Entries contained in a dataset:
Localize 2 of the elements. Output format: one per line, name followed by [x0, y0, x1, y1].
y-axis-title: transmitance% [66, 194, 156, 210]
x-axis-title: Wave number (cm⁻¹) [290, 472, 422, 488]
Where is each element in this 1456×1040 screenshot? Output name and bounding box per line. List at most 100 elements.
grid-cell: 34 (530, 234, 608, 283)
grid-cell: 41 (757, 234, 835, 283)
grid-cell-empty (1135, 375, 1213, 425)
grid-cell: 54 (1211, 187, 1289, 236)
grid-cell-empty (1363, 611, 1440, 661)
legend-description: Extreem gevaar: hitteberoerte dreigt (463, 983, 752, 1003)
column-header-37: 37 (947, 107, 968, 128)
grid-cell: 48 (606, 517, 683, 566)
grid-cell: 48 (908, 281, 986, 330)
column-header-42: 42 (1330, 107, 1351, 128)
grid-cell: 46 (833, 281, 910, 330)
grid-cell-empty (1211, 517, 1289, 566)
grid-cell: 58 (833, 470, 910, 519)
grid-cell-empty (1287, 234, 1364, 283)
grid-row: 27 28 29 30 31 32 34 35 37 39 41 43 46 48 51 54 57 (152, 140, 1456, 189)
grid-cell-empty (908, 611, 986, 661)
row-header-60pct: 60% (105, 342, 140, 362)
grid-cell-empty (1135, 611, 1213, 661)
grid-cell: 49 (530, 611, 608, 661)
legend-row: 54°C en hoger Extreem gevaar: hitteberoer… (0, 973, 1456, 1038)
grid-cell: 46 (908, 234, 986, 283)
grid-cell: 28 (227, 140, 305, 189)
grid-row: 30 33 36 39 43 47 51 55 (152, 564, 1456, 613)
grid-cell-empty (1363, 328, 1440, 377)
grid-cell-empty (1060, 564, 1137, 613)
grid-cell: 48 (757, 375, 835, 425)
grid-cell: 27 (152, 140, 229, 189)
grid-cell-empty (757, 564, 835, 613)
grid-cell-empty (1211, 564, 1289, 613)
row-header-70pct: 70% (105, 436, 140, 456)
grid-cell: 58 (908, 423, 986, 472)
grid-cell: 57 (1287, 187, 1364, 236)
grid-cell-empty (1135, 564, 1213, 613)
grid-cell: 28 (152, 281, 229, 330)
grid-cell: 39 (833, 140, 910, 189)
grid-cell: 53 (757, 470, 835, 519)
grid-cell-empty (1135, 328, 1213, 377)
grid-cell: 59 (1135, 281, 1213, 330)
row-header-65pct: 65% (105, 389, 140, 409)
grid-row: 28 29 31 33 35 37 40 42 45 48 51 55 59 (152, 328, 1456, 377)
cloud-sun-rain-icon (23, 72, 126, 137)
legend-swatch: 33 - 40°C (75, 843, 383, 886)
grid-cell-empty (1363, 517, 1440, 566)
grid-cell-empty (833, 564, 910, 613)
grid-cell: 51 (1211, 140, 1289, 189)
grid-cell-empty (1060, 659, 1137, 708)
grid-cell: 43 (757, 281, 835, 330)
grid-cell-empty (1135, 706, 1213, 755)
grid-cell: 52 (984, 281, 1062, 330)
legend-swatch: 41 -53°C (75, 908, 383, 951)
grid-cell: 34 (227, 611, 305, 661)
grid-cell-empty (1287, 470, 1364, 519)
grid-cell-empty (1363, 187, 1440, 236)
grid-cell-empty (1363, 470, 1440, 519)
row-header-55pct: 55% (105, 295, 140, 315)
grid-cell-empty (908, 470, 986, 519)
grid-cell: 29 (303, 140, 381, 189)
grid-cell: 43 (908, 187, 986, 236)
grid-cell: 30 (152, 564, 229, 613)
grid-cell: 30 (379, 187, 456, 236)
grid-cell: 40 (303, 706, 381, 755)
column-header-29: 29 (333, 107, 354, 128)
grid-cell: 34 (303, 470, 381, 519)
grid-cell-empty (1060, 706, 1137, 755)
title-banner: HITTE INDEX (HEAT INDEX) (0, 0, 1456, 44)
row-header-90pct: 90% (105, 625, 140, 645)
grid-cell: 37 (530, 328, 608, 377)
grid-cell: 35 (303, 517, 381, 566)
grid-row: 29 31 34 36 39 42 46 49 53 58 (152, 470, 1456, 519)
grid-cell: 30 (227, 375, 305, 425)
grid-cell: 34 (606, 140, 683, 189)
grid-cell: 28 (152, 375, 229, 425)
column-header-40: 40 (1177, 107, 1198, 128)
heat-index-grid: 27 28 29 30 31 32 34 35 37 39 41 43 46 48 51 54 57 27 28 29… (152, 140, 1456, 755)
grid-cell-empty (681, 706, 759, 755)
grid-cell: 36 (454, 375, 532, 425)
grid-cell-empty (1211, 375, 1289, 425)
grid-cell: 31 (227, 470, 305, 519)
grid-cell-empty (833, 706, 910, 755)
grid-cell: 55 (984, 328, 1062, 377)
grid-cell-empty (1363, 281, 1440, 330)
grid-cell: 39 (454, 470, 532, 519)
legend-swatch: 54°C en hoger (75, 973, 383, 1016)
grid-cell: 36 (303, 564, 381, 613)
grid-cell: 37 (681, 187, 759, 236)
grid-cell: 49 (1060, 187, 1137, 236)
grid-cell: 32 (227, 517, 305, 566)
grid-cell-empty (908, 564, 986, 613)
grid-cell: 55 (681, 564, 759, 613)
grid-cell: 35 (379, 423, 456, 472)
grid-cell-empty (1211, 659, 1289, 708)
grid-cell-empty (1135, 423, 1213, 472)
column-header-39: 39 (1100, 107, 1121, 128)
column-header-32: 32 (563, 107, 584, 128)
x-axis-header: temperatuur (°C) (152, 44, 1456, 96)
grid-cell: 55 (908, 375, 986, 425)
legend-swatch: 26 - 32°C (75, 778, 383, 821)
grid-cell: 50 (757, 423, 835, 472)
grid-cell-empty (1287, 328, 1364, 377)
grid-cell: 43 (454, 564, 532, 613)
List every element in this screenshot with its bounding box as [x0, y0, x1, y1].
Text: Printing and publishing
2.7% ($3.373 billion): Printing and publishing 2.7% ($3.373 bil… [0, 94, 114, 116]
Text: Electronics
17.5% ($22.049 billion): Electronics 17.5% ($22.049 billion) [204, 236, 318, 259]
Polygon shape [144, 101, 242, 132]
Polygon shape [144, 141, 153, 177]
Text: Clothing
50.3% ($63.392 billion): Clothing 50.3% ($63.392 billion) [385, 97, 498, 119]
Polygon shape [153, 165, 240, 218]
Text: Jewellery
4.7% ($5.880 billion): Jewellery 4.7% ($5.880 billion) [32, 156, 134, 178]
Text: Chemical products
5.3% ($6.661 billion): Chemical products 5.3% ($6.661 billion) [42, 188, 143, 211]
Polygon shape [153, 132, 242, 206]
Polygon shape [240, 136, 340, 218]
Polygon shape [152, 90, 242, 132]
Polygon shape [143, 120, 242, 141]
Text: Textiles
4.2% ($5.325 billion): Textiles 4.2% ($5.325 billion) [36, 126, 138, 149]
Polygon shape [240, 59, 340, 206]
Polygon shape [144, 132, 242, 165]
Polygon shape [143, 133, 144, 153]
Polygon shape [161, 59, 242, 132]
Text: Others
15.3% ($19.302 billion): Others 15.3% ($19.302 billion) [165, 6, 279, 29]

# DIRECTIONS FOR THIS TASK
Reproduce the entries verbatim, starting at the first line and ending with the line that holds "x-axis-title: Wave number", including both ends.

# EXERCISE RESPONSE
Localize 2 of the elements. Output format: one per line, name followed by [x0, y0, x1, y1].
y-axis-title: transmitance% [66, 194, 156, 210]
x-axis-title: Wave number (cm⁻¹) [290, 472, 422, 488]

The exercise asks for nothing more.